____ Provided data

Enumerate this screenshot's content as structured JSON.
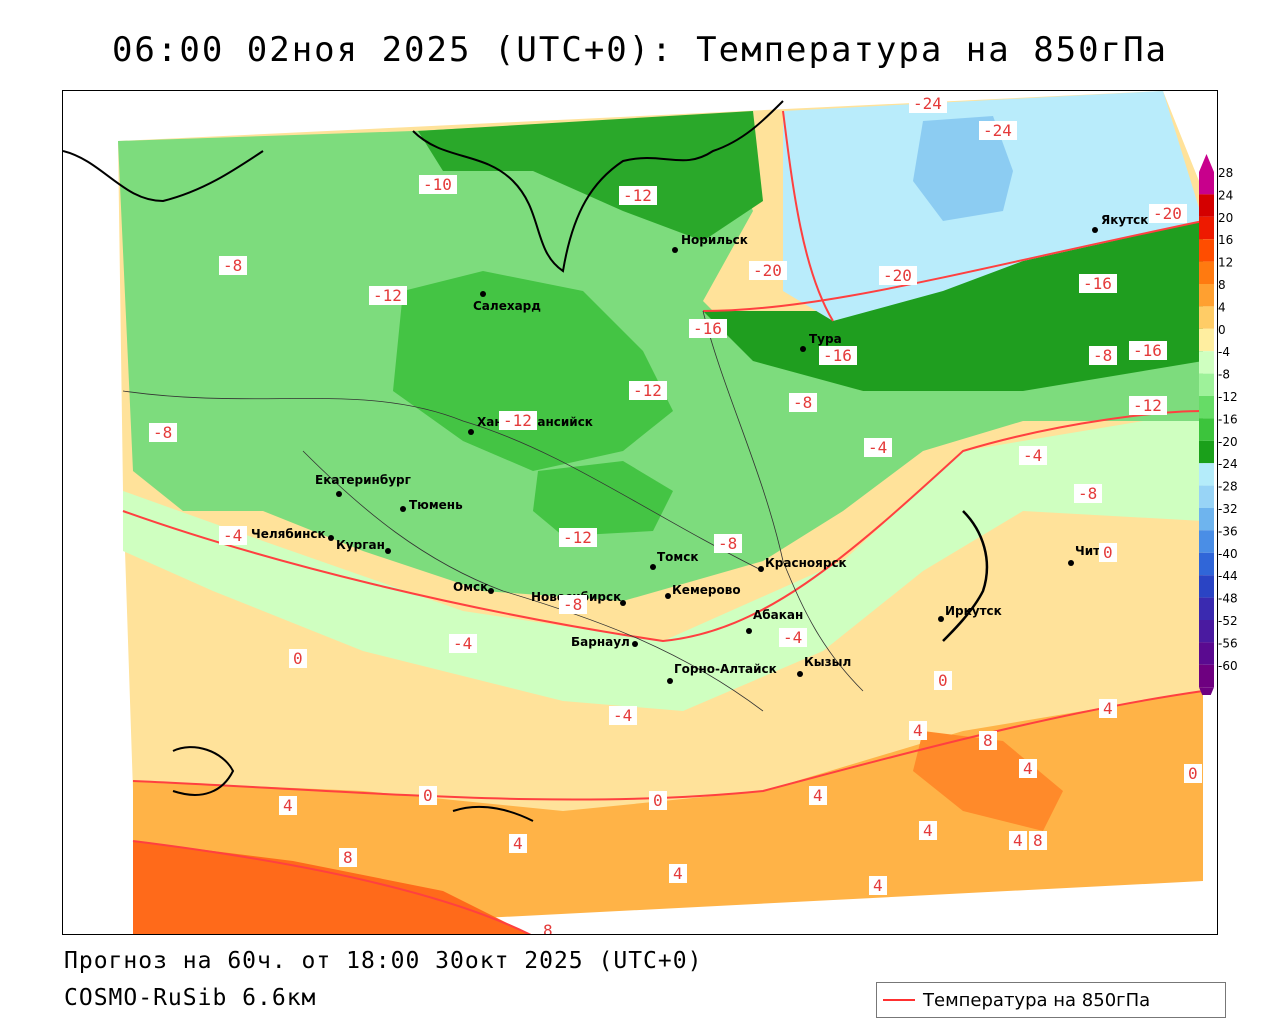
{
  "title": "06:00 02ноя 2025 (UTC+0): Температура на 850гПа",
  "footer": {
    "forecast": "Прогноз на 60ч. от 18:00 30окт 2025 (UTC+0)",
    "model": "COSMO-RuSib 6.6км"
  },
  "legend": {
    "label": "Температура на 850гПа",
    "line_color": "#ff3030"
  },
  "colorbar": {
    "ticks": [
      "28",
      "24",
      "20",
      "16",
      "12",
      "8",
      "4",
      "0",
      "-4",
      "-8",
      "-12",
      "-16",
      "-20",
      "-24",
      "-28",
      "-32",
      "-36",
      "-40",
      "-44",
      "-48",
      "-52",
      "-56",
      "-60"
    ],
    "colors": [
      "#c8008c",
      "#d40000",
      "#ee1a00",
      "#ff4d00",
      "#ff7a10",
      "#ffa030",
      "#ffcc66",
      "#ffeea0",
      "#cfffc0",
      "#9ef29a",
      "#66dc66",
      "#3cc43c",
      "#1aa01a",
      "#b4ecfa",
      "#98d4f6",
      "#6eb4ee",
      "#4a8ee6",
      "#3066d8",
      "#2a44c4",
      "#3a2ab0",
      "#4a1aa0",
      "#5a0a90",
      "#6e0080"
    ]
  },
  "cities": [
    {
      "name": "Салехард"
    },
    {
      "name": "Норильск"
    },
    {
      "name": "Якутск"
    },
    {
      "name": "Тура"
    },
    {
      "name": "Ханты-Мансийск"
    },
    {
      "name": "Екатеринбург"
    },
    {
      "name": "Тюмень"
    },
    {
      "name": "Челябинск"
    },
    {
      "name": "Курган"
    },
    {
      "name": "Омск"
    },
    {
      "name": "Новосибирск"
    },
    {
      "name": "Томск"
    },
    {
      "name": "Кемерово"
    },
    {
      "name": "Красноярск"
    },
    {
      "name": "Барнаул"
    },
    {
      "name": "Абакан"
    },
    {
      "name": "Горно-Алтайск"
    },
    {
      "name": "Кызыл"
    },
    {
      "name": "Иркутск"
    },
    {
      "name": "Чита"
    }
  ],
  "isolines": [
    "-24",
    "-24",
    "-20",
    "-20",
    "-20",
    "-16",
    "-16",
    "-16",
    "-16",
    "-12",
    "-12",
    "-12",
    "-12",
    "-12",
    "-12",
    "-8",
    "-8",
    "-8",
    "-8",
    "-8",
    "-8",
    "-4",
    "-4",
    "-4",
    "-4",
    "-4",
    "-4",
    "0",
    "0",
    "0",
    "0",
    "0",
    "0",
    "4",
    "4",
    "4",
    "4",
    "4",
    "4",
    "4",
    "4",
    "4",
    "4",
    "8",
    "8",
    "8",
    "8",
    "-10",
    "-8"
  ],
  "colors": {
    "warm_dark": "#ff6a1a",
    "warm": "#ffb347",
    "mild": "#ffe29a",
    "cool_light": "#cfffc0",
    "green": "#5fd05f",
    "dark_green": "#2aa82a",
    "cold": "#b9ecfb",
    "contour": "#ff4040"
  }
}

________

◆ Work instructions:
Skip the pictures and transcribe the rest of the records exactly.

◆ Response to this exercise:
Enumerate this screenshot's content as structured JSON.
{
  "title": "06:00 02ноя 2025 (UTC+0): Температура на 850гПа",
  "footer": {
    "forecast": "Прогноз на 60ч. от 18:00 30окт 2025 (UTC+0)",
    "model": "COSMO-RuSib 6.6км"
  },
  "legend": {
    "label": "Температура на 850гПа",
    "line_color": "#ff3030"
  },
  "colorbar": {
    "ticks": [
      "28",
      "24",
      "20",
      "16",
      "12",
      "8",
      "4",
      "0",
      "-4",
      "-8",
      "-12",
      "-16",
      "-20",
      "-24",
      "-28",
      "-32",
      "-36",
      "-40",
      "-44",
      "-48",
      "-52",
      "-56",
      "-60"
    ],
    "colors": [
      "#c8008c",
      "#d40000",
      "#ee1a00",
      "#ff4d00",
      "#ff7a10",
      "#ffa030",
      "#ffcc66",
      "#ffeea0",
      "#cfffc0",
      "#9ef29a",
      "#66dc66",
      "#3cc43c",
      "#1aa01a",
      "#b4ecfa",
      "#98d4f6",
      "#6eb4ee",
      "#4a8ee6",
      "#3066d8",
      "#2a44c4",
      "#3a2ab0",
      "#4a1aa0",
      "#5a0a90",
      "#6e0080"
    ]
  },
  "cities": [
    {
      "name": "Салехард"
    },
    {
      "name": "Норильск"
    },
    {
      "name": "Якутск"
    },
    {
      "name": "Тура"
    },
    {
      "name": "Ханты-Мансийск"
    },
    {
      "name": "Екатеринбург"
    },
    {
      "name": "Тюмень"
    },
    {
      "name": "Челябинск"
    },
    {
      "name": "Курган"
    },
    {
      "name": "Омск"
    },
    {
      "name": "Новосибирск"
    },
    {
      "name": "Томск"
    },
    {
      "name": "Кемерово"
    },
    {
      "name": "Красноярск"
    },
    {
      "name": "Барнаул"
    },
    {
      "name": "Абакан"
    },
    {
      "name": "Горно-Алтайск"
    },
    {
      "name": "Кызыл"
    },
    {
      "name": "Иркутск"
    },
    {
      "name": "Чита"
    }
  ],
  "isolines": [
    "-24",
    "-24",
    "-20",
    "-20",
    "-20",
    "-16",
    "-16",
    "-16",
    "-16",
    "-12",
    "-12",
    "-12",
    "-12",
    "-12",
    "-12",
    "-8",
    "-8",
    "-8",
    "-8",
    "-8",
    "-8",
    "-4",
    "-4",
    "-4",
    "-4",
    "-4",
    "-4",
    "0",
    "0",
    "0",
    "0",
    "0",
    "0",
    "4",
    "4",
    "4",
    "4",
    "4",
    "4",
    "4",
    "4",
    "4",
    "4",
    "8",
    "8",
    "8",
    "8",
    "-10",
    "-8"
  ],
  "colors": {
    "warm_dark": "#ff6a1a",
    "warm": "#ffb347",
    "mild": "#ffe29a",
    "cool_light": "#cfffc0",
    "green": "#5fd05f",
    "dark_green": "#2aa82a",
    "cold": "#b9ecfb",
    "contour": "#ff4040"
  }
}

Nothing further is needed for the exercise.